Collect each line containing "Websites".

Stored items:
=====
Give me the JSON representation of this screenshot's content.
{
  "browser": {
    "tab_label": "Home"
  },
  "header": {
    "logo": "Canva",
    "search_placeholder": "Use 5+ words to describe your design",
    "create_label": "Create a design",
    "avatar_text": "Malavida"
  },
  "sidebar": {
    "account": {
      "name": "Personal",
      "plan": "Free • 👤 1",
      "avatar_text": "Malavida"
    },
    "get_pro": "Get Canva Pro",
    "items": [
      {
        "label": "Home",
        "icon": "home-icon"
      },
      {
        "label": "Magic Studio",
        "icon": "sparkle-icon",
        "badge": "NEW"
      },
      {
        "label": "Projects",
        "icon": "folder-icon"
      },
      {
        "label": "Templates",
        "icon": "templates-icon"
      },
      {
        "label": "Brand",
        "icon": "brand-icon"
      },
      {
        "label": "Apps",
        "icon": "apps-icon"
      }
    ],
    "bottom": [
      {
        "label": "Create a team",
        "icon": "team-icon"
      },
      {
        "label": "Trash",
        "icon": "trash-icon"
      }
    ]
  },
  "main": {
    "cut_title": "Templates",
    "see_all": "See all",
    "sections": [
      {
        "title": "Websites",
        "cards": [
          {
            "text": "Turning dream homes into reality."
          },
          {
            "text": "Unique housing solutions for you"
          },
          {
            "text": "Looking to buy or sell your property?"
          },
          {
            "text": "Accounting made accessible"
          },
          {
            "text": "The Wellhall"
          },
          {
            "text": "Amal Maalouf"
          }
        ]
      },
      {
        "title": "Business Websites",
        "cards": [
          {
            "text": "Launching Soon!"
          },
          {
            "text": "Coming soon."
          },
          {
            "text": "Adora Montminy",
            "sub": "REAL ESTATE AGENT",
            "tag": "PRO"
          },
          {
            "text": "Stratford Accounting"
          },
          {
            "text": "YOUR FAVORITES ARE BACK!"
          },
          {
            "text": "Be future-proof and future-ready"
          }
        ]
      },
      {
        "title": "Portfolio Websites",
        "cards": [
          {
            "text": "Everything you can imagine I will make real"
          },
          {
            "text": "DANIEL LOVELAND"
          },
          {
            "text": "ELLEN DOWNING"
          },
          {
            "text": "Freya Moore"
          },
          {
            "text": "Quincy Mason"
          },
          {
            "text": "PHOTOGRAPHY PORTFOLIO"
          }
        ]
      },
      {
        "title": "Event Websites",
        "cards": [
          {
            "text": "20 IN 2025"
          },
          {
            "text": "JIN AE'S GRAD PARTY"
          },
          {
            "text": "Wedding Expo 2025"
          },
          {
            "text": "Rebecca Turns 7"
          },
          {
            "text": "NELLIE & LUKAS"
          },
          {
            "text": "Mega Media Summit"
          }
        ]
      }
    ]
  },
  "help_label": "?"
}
=====
Output of the exercise:
        "title": "Websites",
        "title": "Business Websites",
        "title": "Portfolio Websites",
        "title": "Event Websites",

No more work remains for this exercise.